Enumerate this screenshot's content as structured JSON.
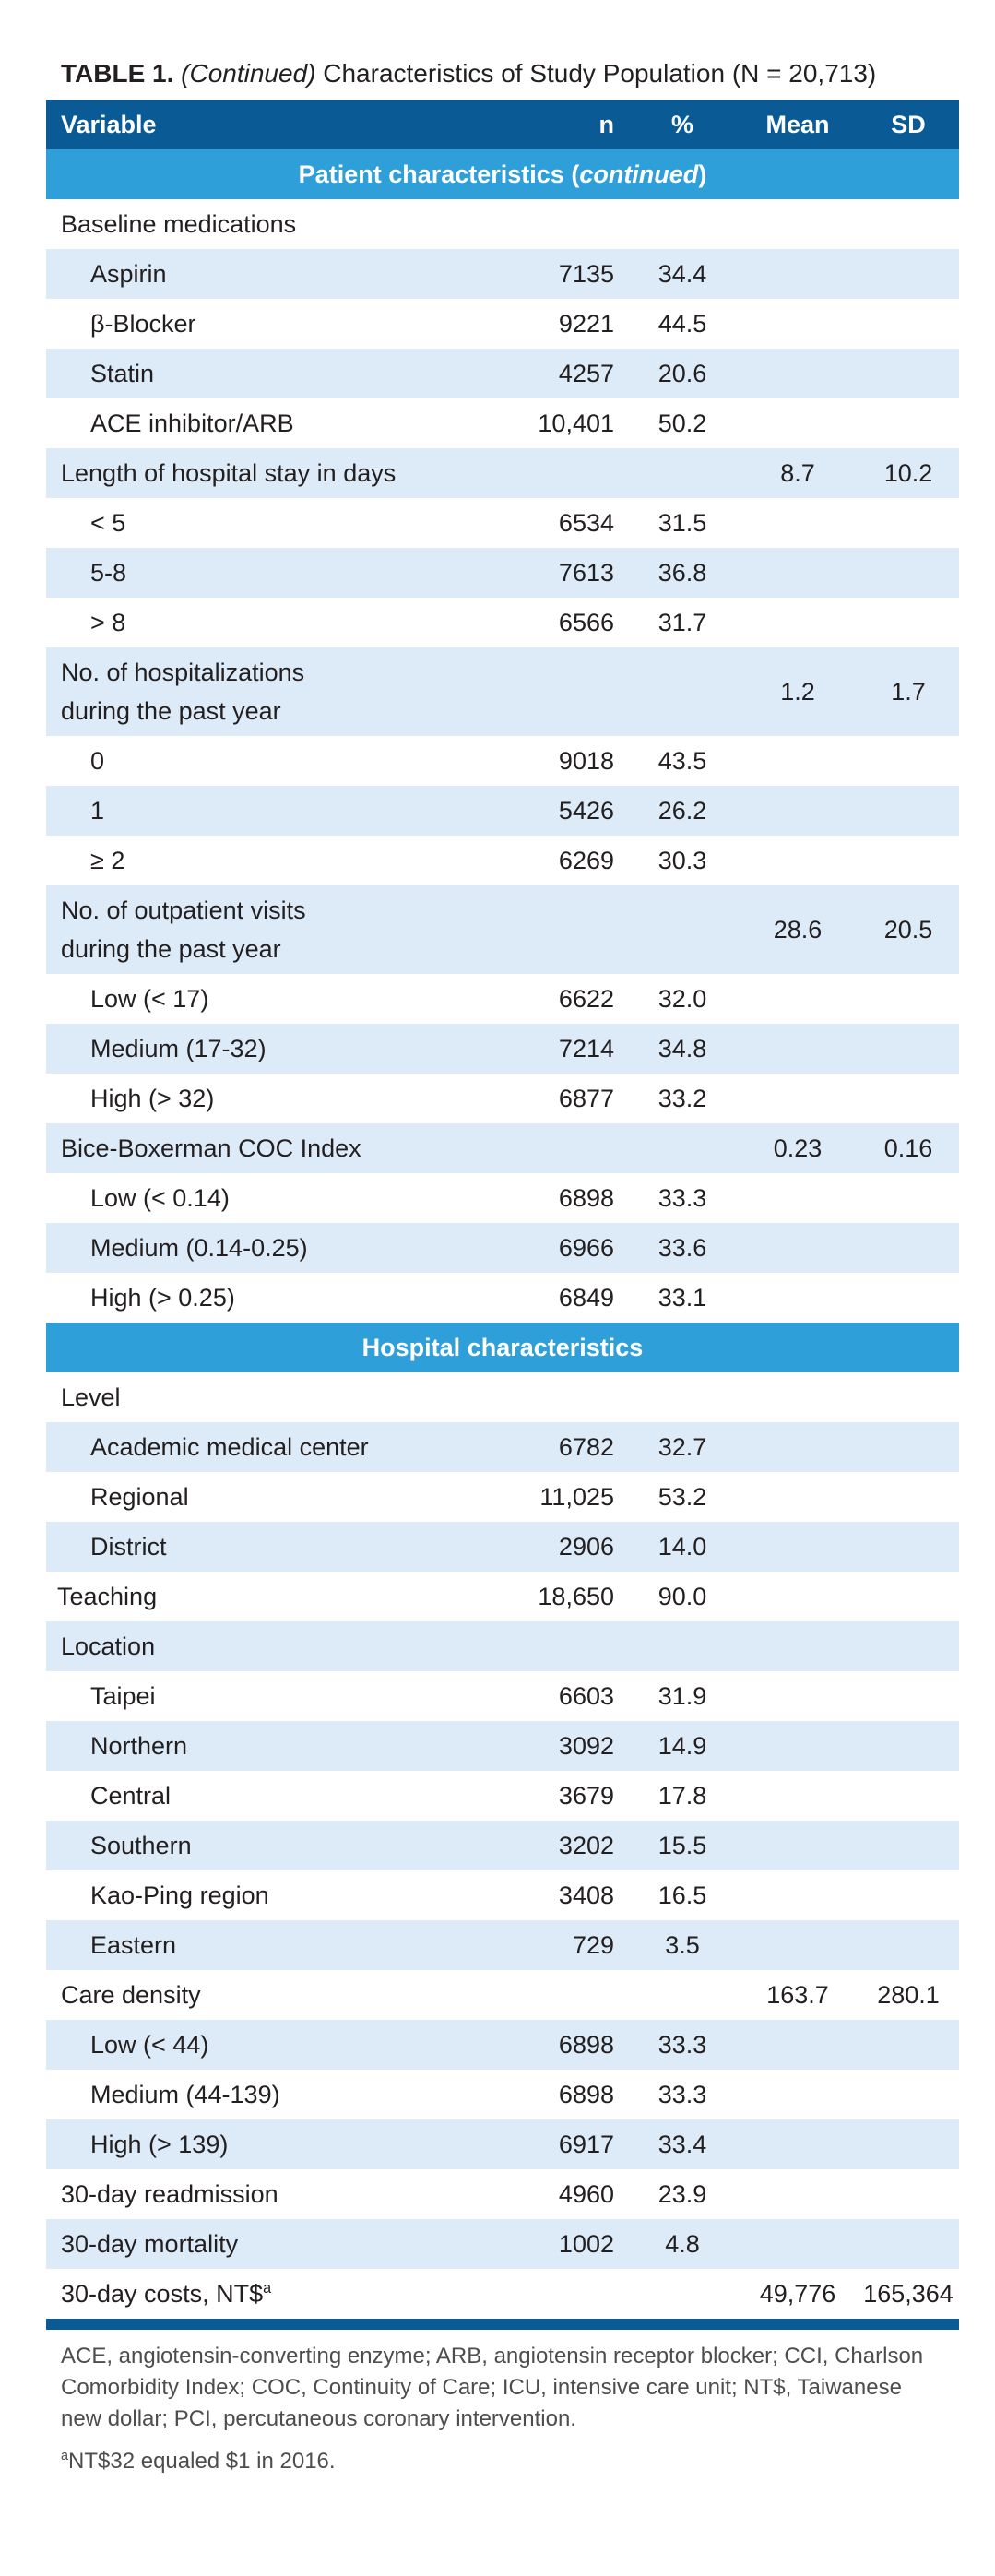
{
  "caption": {
    "label": "TABLE 1.",
    "italic": "(Continued)",
    "text": " Characteristics of Study Population (N = 20,713)"
  },
  "columns": {
    "variable": "Variable",
    "n": "n",
    "pct": "%",
    "mean": "Mean",
    "sd": "SD"
  },
  "sections": {
    "patient_prefix": "Patient characteristics (",
    "patient_italic": "continued",
    "patient_suffix": ")",
    "hospital": "Hospital characteristics"
  },
  "patient_rows": [
    {
      "label": "Baseline medications",
      "n": "",
      "pct": "",
      "mean": "",
      "sd": ""
    },
    {
      "label": "Aspirin",
      "n": "7135",
      "pct": "34.4",
      "mean": "",
      "sd": ""
    },
    {
      "label": "β-Blocker",
      "n": "9221",
      "pct": "44.5",
      "mean": "",
      "sd": ""
    },
    {
      "label": "Statin",
      "n": "4257",
      "pct": "20.6",
      "mean": "",
      "sd": ""
    },
    {
      "label": "ACE inhibitor/ARB",
      "n": "10,401",
      "pct": "50.2",
      "mean": "",
      "sd": ""
    },
    {
      "label": "Length of hospital stay in days",
      "n": "",
      "pct": "",
      "mean": "8.7",
      "sd": "10.2"
    },
    {
      "label": "< 5",
      "n": "6534",
      "pct": "31.5",
      "mean": "",
      "sd": ""
    },
    {
      "label": "5-8",
      "n": "7613",
      "pct": "36.8",
      "mean": "",
      "sd": ""
    },
    {
      "label": "> 8",
      "n": "6566",
      "pct": "31.7",
      "mean": "",
      "sd": ""
    },
    {
      "label": "No. of hospitalizations",
      "label2": "during the past year",
      "n": "",
      "pct": "",
      "mean": "1.2",
      "sd": "1.7"
    },
    {
      "label": "0",
      "n": "9018",
      "pct": "43.5",
      "mean": "",
      "sd": ""
    },
    {
      "label": "1",
      "n": "5426",
      "pct": "26.2",
      "mean": "",
      "sd": ""
    },
    {
      "label": "≥ 2",
      "n": "6269",
      "pct": "30.3",
      "mean": "",
      "sd": ""
    },
    {
      "label": "No. of outpatient visits",
      "label2": "during the past year",
      "n": "",
      "pct": "",
      "mean": "28.6",
      "sd": "20.5"
    },
    {
      "label": "Low (< 17)",
      "n": "6622",
      "pct": "32.0",
      "mean": "",
      "sd": ""
    },
    {
      "label": "Medium (17-32)",
      "n": "7214",
      "pct": "34.8",
      "mean": "",
      "sd": ""
    },
    {
      "label": "High (> 32)",
      "n": "6877",
      "pct": "33.2",
      "mean": "",
      "sd": ""
    },
    {
      "label": "Bice-Boxerman COC Index",
      "n": "",
      "pct": "",
      "mean": "0.23",
      "sd": "0.16"
    },
    {
      "label": "Low (< 0.14)",
      "n": "6898",
      "pct": "33.3",
      "mean": "",
      "sd": ""
    },
    {
      "label": "Medium (0.14-0.25)",
      "n": "6966",
      "pct": "33.6",
      "mean": "",
      "sd": ""
    },
    {
      "label": "High (> 0.25)",
      "n": "6849",
      "pct": "33.1",
      "mean": "",
      "sd": ""
    }
  ],
  "hospital_rows": [
    {
      "label": "Level",
      "n": "",
      "pct": "",
      "mean": "",
      "sd": ""
    },
    {
      "label": "Academic medical center",
      "n": "6782",
      "pct": "32.7",
      "mean": "",
      "sd": ""
    },
    {
      "label": "Regional",
      "n": "11,025",
      "pct": "53.2",
      "mean": "",
      "sd": ""
    },
    {
      "label": "District",
      "n": "2906",
      "pct": "14.0",
      "mean": "",
      "sd": ""
    },
    {
      "label": "Teaching",
      "n": "18,650",
      "pct": "90.0",
      "mean": "",
      "sd": ""
    },
    {
      "label": "Location",
      "n": "",
      "pct": "",
      "mean": "",
      "sd": ""
    },
    {
      "label": "Taipei",
      "n": "6603",
      "pct": "31.9",
      "mean": "",
      "sd": ""
    },
    {
      "label": "Northern",
      "n": "3092",
      "pct": "14.9",
      "mean": "",
      "sd": ""
    },
    {
      "label": "Central",
      "n": "3679",
      "pct": "17.8",
      "mean": "",
      "sd": ""
    },
    {
      "label": "Southern",
      "n": "3202",
      "pct": "15.5",
      "mean": "",
      "sd": ""
    },
    {
      "label": "Kao-Ping region",
      "n": "3408",
      "pct": "16.5",
      "mean": "",
      "sd": ""
    },
    {
      "label": "Eastern",
      "n": "729",
      "pct": "3.5",
      "mean": "",
      "sd": ""
    },
    {
      "label": "Care density",
      "n": "",
      "pct": "",
      "mean": "163.7",
      "sd": "280.1"
    },
    {
      "label": "Low (< 44)",
      "n": "6898",
      "pct": "33.3",
      "mean": "",
      "sd": ""
    },
    {
      "label": "Medium (44-139)",
      "n": "6898",
      "pct": "33.3",
      "mean": "",
      "sd": ""
    },
    {
      "label": "High (> 139)",
      "n": "6917",
      "pct": "33.4",
      "mean": "",
      "sd": ""
    },
    {
      "label": "30-day readmission",
      "n": "4960",
      "pct": "23.9",
      "mean": "",
      "sd": ""
    },
    {
      "label": "30-day mortality",
      "n": "1002",
      "pct": "4.8",
      "mean": "",
      "sd": ""
    },
    {
      "label": "30-day costs, NT$",
      "sup": "a",
      "n": "",
      "pct": "",
      "mean": "49,776",
      "sd": "165,364"
    }
  ],
  "footnotes": {
    "abbrev": "ACE, angiotensin-converting enzyme; ARB, angiotensin receptor blocker; CCI, Charlson Comorbidity Index; COC, Continuity of Care; ICU, intensive care unit; NT$, Taiwanese new dollar; PCI, percutaneous coronary intervention.",
    "a_marker": "a",
    "a_text": "NT$32 equaled $1 in 2016."
  }
}
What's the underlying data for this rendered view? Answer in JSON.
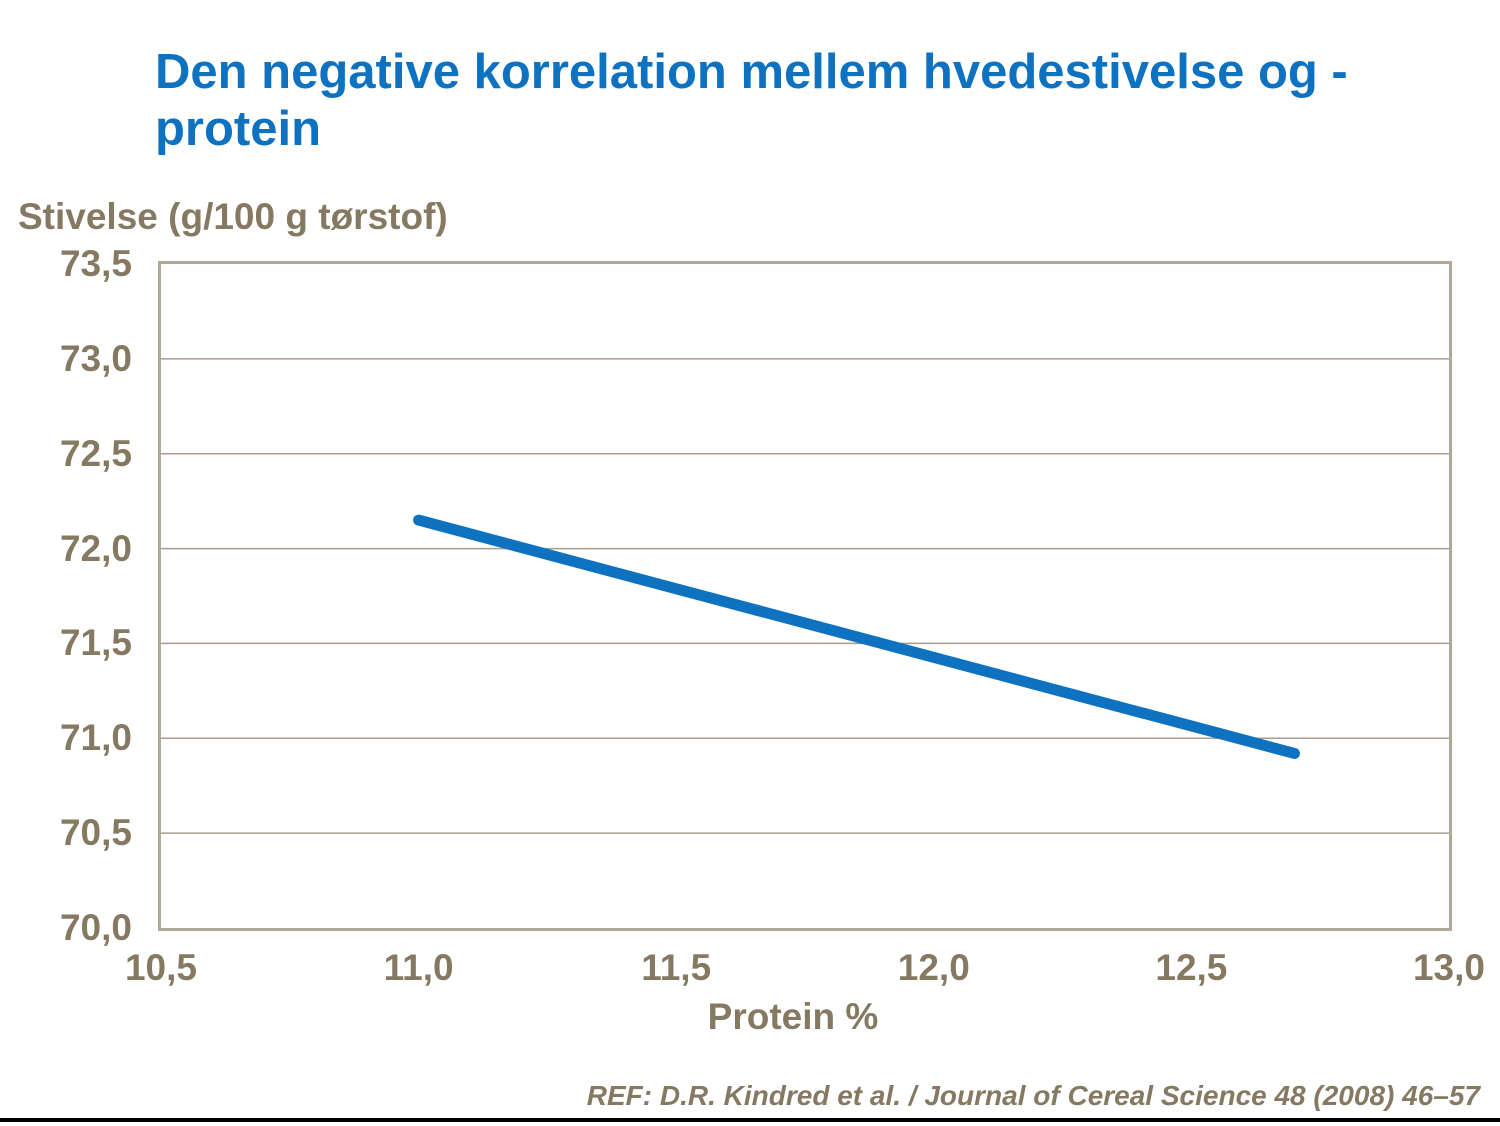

EXERCISE DETAILS: Look through the listing above. Pick out each line with "this" and copy it.

OUTPUT:
Enumerate this screenshot's content as structured JSON.
What's the underlying data for this rendered view? Answer in JSON.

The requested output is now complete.